• Objective
In the records below, find the line containing "Decode this image", then extract that line and all subsequent lines exactly, leaving out everything else.

• Record set
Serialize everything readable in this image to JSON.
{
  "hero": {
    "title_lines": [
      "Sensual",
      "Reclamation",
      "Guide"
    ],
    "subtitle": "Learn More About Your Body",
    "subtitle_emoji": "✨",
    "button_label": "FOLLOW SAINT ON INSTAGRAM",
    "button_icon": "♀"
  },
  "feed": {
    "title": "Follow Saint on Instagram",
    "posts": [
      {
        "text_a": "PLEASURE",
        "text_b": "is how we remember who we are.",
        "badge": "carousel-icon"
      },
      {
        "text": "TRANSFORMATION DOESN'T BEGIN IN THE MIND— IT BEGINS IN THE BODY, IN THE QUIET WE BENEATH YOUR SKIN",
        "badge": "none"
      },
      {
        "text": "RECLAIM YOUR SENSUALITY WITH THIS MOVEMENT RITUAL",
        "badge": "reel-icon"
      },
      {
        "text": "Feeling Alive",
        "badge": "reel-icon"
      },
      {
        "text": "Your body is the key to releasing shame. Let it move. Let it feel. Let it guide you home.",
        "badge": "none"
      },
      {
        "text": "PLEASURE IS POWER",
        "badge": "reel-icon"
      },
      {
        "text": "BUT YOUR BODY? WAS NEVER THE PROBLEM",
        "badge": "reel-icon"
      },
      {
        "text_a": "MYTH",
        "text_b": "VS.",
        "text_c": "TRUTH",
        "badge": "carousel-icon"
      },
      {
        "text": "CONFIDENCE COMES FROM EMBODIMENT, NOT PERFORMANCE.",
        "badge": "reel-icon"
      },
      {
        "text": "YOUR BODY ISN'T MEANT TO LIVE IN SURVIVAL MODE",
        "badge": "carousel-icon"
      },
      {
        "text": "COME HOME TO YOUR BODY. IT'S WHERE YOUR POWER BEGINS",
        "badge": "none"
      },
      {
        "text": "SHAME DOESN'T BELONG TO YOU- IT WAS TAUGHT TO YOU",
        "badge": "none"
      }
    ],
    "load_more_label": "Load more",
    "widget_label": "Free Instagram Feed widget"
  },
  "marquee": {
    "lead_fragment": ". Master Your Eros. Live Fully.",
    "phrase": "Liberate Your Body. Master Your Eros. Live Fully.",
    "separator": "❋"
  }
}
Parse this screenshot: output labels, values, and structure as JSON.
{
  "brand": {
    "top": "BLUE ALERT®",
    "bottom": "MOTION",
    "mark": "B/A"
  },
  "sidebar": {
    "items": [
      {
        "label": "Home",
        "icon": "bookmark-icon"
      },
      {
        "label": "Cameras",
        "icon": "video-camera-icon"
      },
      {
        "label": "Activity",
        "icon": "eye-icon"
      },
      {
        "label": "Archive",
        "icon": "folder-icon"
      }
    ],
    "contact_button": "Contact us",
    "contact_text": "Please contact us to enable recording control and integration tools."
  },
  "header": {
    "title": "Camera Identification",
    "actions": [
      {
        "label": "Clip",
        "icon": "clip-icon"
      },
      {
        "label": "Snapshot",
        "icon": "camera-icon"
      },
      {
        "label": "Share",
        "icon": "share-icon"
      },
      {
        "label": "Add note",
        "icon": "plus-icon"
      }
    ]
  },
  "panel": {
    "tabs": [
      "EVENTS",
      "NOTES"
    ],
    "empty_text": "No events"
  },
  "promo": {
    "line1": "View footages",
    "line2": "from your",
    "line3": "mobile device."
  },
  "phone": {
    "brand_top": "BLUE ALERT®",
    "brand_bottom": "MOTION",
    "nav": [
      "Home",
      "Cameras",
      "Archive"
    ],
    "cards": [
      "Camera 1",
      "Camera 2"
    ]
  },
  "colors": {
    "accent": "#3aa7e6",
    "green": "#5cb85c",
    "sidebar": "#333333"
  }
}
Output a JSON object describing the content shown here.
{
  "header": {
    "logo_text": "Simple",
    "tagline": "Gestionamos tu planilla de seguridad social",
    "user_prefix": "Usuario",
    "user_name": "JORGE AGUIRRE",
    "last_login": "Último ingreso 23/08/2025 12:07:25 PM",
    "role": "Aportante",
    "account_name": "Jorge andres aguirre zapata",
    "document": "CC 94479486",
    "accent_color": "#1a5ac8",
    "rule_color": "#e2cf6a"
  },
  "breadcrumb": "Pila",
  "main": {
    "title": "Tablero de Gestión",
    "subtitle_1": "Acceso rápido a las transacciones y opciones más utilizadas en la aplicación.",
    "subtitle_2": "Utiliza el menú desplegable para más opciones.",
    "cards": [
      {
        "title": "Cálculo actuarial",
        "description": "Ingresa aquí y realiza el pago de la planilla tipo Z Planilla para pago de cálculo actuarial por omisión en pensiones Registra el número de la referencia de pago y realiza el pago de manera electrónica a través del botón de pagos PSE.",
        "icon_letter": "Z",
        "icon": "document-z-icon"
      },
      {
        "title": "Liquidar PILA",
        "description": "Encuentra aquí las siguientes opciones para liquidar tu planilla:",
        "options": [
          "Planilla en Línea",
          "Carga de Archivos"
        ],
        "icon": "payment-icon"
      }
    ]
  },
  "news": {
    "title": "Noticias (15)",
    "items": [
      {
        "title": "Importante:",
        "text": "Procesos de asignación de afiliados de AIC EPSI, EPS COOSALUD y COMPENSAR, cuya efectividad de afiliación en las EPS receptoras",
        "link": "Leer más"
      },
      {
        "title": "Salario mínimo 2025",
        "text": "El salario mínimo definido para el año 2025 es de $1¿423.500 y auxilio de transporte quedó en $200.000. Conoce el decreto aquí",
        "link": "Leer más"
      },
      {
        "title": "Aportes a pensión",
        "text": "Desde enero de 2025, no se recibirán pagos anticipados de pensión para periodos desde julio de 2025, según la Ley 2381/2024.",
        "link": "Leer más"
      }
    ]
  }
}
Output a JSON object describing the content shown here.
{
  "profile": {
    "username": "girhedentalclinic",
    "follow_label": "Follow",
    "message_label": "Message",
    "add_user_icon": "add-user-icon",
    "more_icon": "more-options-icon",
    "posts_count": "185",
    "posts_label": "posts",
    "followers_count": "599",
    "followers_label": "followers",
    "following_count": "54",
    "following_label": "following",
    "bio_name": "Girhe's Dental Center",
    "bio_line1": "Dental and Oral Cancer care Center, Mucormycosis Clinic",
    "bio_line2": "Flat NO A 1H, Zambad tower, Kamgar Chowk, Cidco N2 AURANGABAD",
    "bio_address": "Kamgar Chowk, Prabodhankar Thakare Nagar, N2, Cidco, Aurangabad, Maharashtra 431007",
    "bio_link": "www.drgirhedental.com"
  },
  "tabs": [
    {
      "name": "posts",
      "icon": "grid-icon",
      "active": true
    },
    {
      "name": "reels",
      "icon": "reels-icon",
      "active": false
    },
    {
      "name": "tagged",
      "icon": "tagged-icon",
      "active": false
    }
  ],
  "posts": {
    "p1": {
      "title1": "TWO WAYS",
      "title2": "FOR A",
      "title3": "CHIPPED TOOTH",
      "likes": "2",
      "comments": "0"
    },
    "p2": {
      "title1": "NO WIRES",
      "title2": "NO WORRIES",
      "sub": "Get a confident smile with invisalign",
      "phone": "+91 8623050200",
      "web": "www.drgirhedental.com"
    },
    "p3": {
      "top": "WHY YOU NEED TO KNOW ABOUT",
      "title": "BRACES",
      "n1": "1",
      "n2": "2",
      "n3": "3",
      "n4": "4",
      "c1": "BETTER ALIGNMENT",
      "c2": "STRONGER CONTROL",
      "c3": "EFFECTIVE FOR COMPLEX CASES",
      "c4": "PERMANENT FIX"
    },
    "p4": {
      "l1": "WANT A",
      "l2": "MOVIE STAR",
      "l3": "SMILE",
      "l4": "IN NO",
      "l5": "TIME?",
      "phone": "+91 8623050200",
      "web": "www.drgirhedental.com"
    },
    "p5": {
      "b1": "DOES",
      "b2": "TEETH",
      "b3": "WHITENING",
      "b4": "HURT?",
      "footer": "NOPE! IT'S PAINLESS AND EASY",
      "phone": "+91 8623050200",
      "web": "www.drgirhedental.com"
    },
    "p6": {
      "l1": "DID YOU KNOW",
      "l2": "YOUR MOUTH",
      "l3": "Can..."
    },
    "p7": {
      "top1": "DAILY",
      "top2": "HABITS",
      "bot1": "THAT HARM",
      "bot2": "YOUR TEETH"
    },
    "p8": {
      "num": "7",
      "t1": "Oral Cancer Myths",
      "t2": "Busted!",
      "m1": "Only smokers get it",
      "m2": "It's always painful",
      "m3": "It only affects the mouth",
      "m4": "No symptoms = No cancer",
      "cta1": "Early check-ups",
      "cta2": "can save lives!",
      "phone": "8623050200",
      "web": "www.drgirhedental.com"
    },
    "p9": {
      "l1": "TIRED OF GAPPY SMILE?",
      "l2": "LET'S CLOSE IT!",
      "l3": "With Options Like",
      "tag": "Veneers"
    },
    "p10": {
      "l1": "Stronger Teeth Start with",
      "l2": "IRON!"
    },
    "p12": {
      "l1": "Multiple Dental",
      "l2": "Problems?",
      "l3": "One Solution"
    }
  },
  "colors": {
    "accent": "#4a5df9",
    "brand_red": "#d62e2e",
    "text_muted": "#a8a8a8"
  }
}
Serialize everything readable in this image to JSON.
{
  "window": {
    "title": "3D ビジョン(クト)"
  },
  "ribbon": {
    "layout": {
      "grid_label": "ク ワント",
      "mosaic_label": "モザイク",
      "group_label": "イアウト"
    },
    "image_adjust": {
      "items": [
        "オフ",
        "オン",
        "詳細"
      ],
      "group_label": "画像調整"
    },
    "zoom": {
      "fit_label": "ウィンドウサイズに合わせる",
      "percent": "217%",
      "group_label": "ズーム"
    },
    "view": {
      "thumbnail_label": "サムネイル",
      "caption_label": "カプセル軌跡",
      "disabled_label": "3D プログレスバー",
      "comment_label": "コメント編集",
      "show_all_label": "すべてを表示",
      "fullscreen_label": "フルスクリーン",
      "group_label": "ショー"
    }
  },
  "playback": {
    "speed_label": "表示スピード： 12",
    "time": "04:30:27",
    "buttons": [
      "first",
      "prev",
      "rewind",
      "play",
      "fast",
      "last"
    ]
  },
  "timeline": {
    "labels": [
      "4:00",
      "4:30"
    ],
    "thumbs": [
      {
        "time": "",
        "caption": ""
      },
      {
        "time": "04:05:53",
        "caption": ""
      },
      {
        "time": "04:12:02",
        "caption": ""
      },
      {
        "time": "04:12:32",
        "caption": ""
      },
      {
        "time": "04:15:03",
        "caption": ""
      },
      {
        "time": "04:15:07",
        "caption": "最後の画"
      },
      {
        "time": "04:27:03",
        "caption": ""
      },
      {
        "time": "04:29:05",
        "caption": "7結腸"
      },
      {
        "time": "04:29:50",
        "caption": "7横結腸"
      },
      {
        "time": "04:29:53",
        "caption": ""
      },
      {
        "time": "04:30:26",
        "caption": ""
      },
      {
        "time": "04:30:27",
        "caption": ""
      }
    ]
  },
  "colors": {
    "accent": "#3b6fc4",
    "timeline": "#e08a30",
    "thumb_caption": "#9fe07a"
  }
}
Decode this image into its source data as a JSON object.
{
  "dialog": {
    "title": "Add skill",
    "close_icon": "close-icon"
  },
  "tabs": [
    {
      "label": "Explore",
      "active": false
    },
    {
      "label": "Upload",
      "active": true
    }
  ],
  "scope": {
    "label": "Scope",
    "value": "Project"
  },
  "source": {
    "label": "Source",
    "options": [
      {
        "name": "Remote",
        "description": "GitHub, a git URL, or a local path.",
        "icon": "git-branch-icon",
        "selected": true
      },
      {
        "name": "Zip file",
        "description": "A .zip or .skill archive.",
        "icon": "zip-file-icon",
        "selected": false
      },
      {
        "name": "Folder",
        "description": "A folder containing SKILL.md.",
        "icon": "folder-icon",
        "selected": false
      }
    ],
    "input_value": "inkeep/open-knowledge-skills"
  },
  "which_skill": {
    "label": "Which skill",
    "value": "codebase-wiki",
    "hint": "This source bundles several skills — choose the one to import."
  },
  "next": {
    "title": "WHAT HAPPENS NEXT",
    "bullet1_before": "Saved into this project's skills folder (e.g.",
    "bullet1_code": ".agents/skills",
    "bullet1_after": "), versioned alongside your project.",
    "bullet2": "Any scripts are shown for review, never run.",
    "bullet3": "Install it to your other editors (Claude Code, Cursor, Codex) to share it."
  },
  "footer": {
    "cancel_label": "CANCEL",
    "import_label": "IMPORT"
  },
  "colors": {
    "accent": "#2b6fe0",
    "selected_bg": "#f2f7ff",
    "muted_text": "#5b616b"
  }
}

• Solution for this task
Decode this image into its source data as a JSON object.
{
  "dialog": {
    "title": "Add skill",
    "close_icon": "close-icon"
  },
  "tabs": [
    {
      "label": "Explore",
      "active": false
    },
    {
      "label": "Upload",
      "active": true
    }
  ],
  "scope": {
    "label": "Scope",
    "value": "Project"
  },
  "source": {
    "label": "Source",
    "options": [
      {
        "name": "Remote",
        "description": "GitHub, a git URL, or a local path.",
        "icon": "git-branch-icon",
        "selected": true
      },
      {
        "name": "Zip file",
        "description": "A .zip or .skill archive.",
        "icon": "zip-file-icon",
        "selected": false
      },
      {
        "name": "Folder",
        "description": "A folder containing SKILL.md.",
        "icon": "folder-icon",
        "selected": false
      }
    ],
    "input_value": "inkeep/open-knowledge-skills"
  },
  "which_skill": {
    "label": "Which skill",
    "value": "codebase-wiki",
    "hint": "This source bundles several skills — choose the one to import."
  },
  "next": {
    "title": "WHAT HAPPENS NEXT",
    "bullet1_before": "Saved into this project's skills folder (e.g.",
    "bullet1_code": ".agents/skills",
    "bullet1_after": "), versioned alongside your project.",
    "bullet2": "Any scripts are shown for review, never run.",
    "bullet3": "Install it to your other editors (Claude Code, Cursor, Codex) to share it."
  },
  "footer": {
    "cancel_label": "CANCEL",
    "import_label": "IMPORT"
  },
  "colors": {
    "accent": "#2b6fe0",
    "selected_bg": "#f2f7ff",
    "muted_text": "#5b616b"
  }
}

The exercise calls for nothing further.